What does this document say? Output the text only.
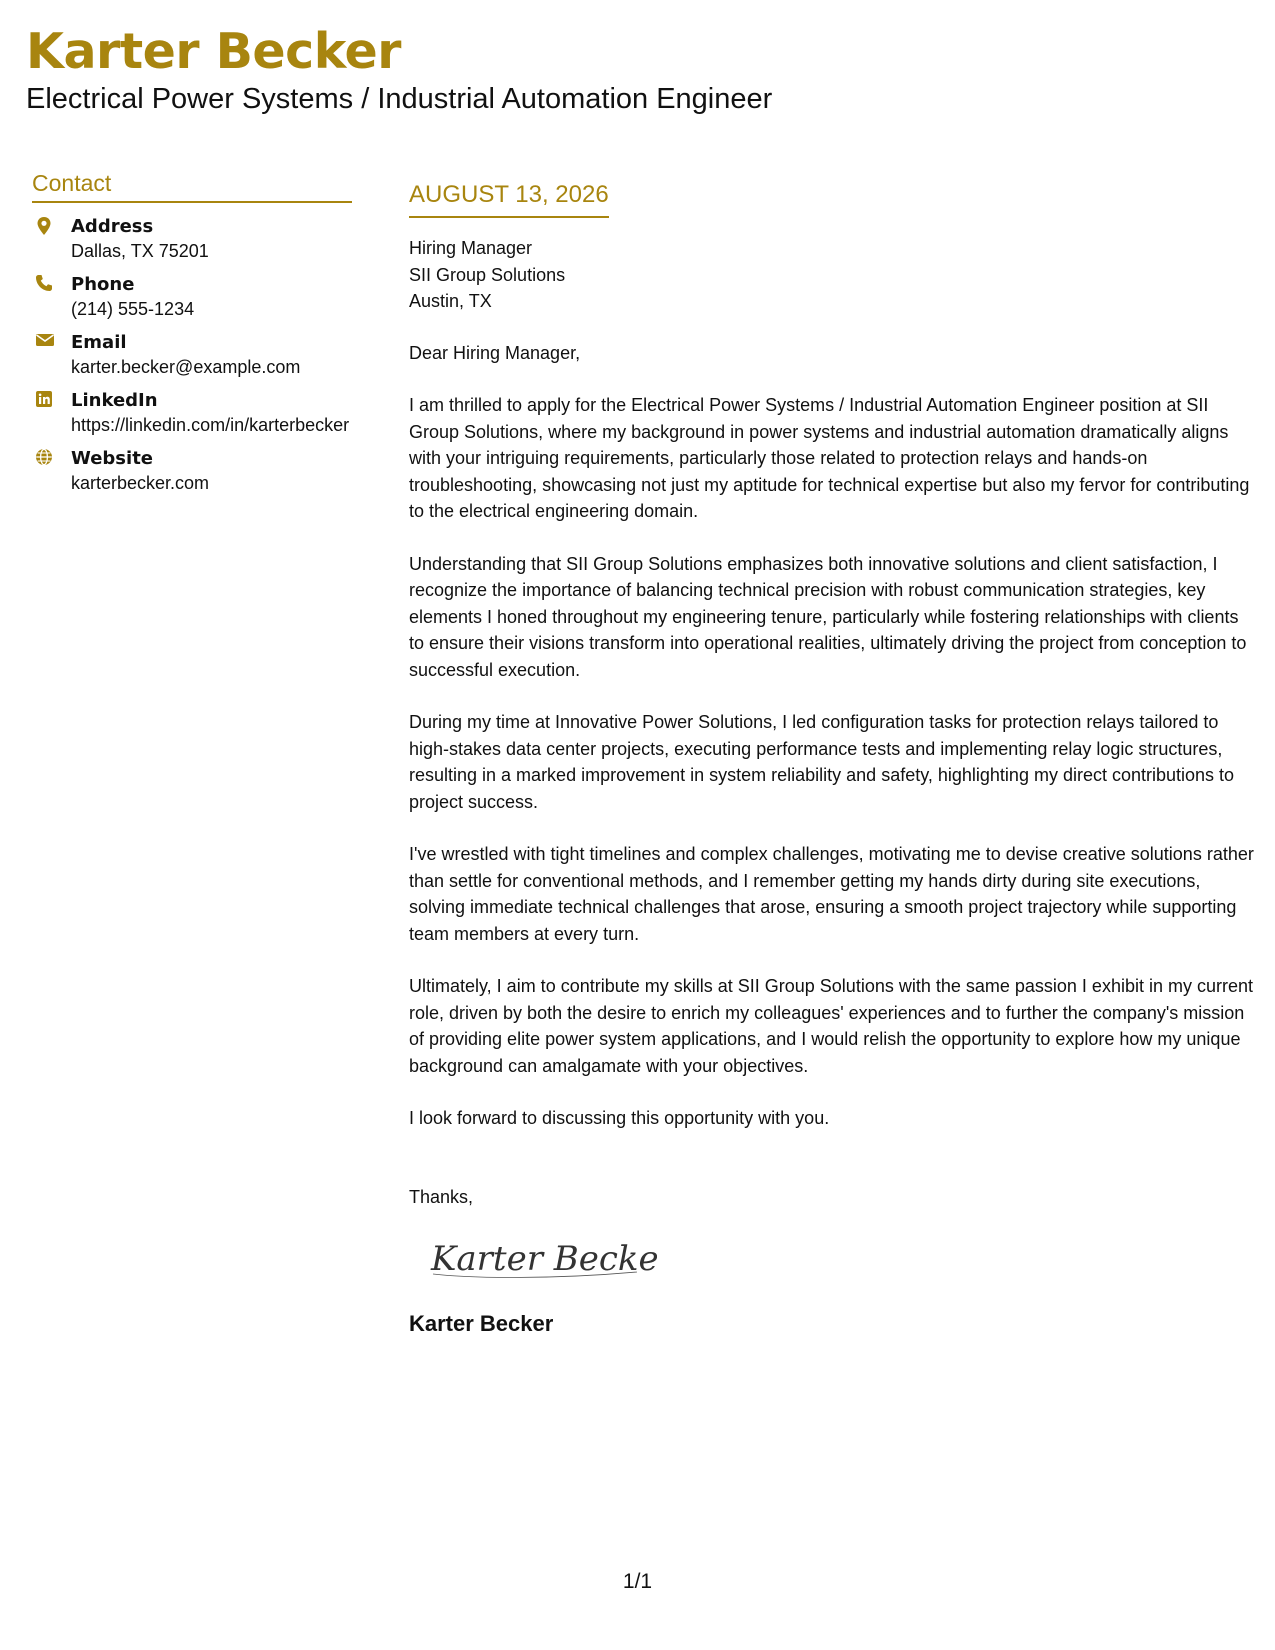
Karter Becker
Electrical Power Systems / Industrial Automation Engineer
Contact
Address
Dallas, TX 75201
Phone
(214) 555-1234
Email
karter.becker@example.com
LinkedIn
https://linkedin.com/in/karterbecker
Website
karterbecker.com
AUGUST 13, 2026
Hiring Manager
SII Group Solutions
Austin, TX
Dear Hiring Manager,
I am thrilled to apply for the Electrical Power Systems / Industrial Automation Engineer position at SII Group Solutions, where my background in power systems and industrial automation dramatically aligns with your intriguing requirements, particularly those related to protection relays and hands-on troubleshooting, showcasing not just my aptitude for technical expertise but also my fervor for contributing to the electrical engineering domain.
Understanding that SII Group Solutions emphasizes both innovative solutions and client satisfaction, I recognize the importance of balancing technical precision with robust communication strategies, key elements I honed throughout my engineering tenure, particularly while fostering relationships with clients to ensure their visions transform into operational realities, ultimately driving the project from conception to successful execution.
During my time at Innovative Power Solutions, I led configuration tasks for protection relays tailored to high-stakes data center projects, executing performance tests and implementing relay logic structures, resulting in a marked improvement in system reliability and safety, highlighting my direct contributions to project success.
I've wrestled with tight timelines and complex challenges, motivating me to devise creative solutions rather than settle for conventional methods, and I remember getting my hands dirty during site executions, solving immediate technical challenges that arose, ensuring a smooth project trajectory while supporting team members at every turn.
Ultimately, I aim to contribute my skills at SII Group Solutions with the same passion I exhibit in my current role, driven by both the desire to enrich my colleagues' experiences and to further the company's mission of providing elite power system applications, and I would relish the opportunity to explore how my unique background can amalgamate with your objectives.
I look forward to discussing this opportunity with you.
Thanks,
Karter Becker
Karter Becker
1/1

> _DIRECTIONS_
Among the lines of the material above, how many include the string "Manager"? Report only that number.

> _CORRECT OUTPUT_
2